Pictures stay out; everything else in the records below is copied exactly.
[Begin]
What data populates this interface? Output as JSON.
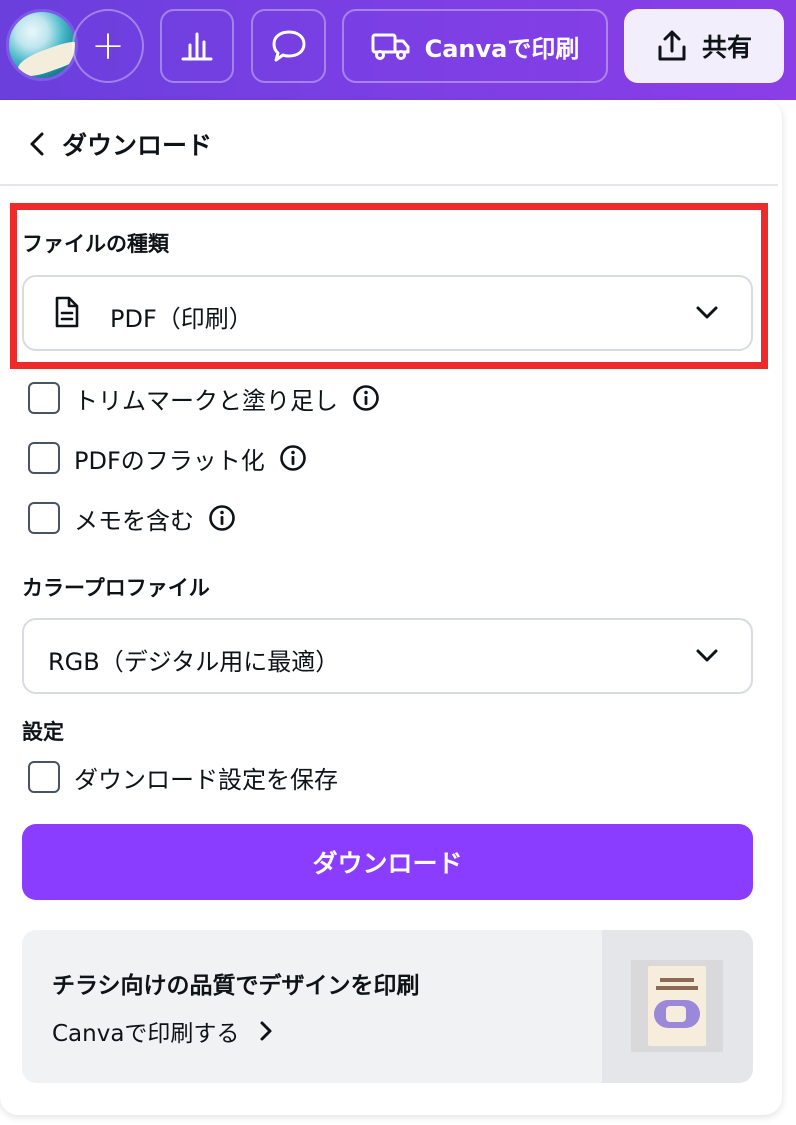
{
  "toolbar": {
    "add_label": "+",
    "print_label": "Canvaで印刷",
    "share_label": "共有"
  },
  "panel": {
    "title": "ダウンロード",
    "file_type": {
      "label": "ファイルの種類",
      "selected": "PDF（印刷）"
    },
    "options": [
      {
        "label": "トリムマークと塗り足し",
        "checked": false,
        "has_info": true
      },
      {
        "label": "PDFのフラット化",
        "checked": false,
        "has_info": true
      },
      {
        "label": "メモを含む",
        "checked": false,
        "has_info": true
      }
    ],
    "color_profile": {
      "label": "カラープロファイル",
      "selected": "RGB（デジタル用に最適）"
    },
    "settings": {
      "label": "設定",
      "save_label": "ダウンロード設定を保存",
      "checked": false
    },
    "download_button": "ダウンロード",
    "promo": {
      "title": "チラシ向けの品質でデザインを印刷",
      "link": "Canvaで印刷する"
    }
  },
  "colors": {
    "accent": "#8b3dff",
    "highlight": "#ee2a2a",
    "toolbar": "#7a3fe4"
  }
}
[End]
[Written response]:
What data populates this interface? Output as JSON.
{
  "toolbar": {
    "add_label": "+",
    "print_label": "Canvaで印刷",
    "share_label": "共有"
  },
  "panel": {
    "title": "ダウンロード",
    "file_type": {
      "label": "ファイルの種類",
      "selected": "PDF（印刷）"
    },
    "options": [
      {
        "label": "トリムマークと塗り足し",
        "checked": false,
        "has_info": true
      },
      {
        "label": "PDFのフラット化",
        "checked": false,
        "has_info": true
      },
      {
        "label": "メモを含む",
        "checked": false,
        "has_info": true
      }
    ],
    "color_profile": {
      "label": "カラープロファイル",
      "selected": "RGB（デジタル用に最適）"
    },
    "settings": {
      "label": "設定",
      "save_label": "ダウンロード設定を保存",
      "checked": false
    },
    "download_button": "ダウンロード",
    "promo": {
      "title": "チラシ向けの品質でデザインを印刷",
      "link": "Canvaで印刷する"
    }
  },
  "colors": {
    "accent": "#8b3dff",
    "highlight": "#ee2a2a",
    "toolbar": "#7a3fe4"
  }
}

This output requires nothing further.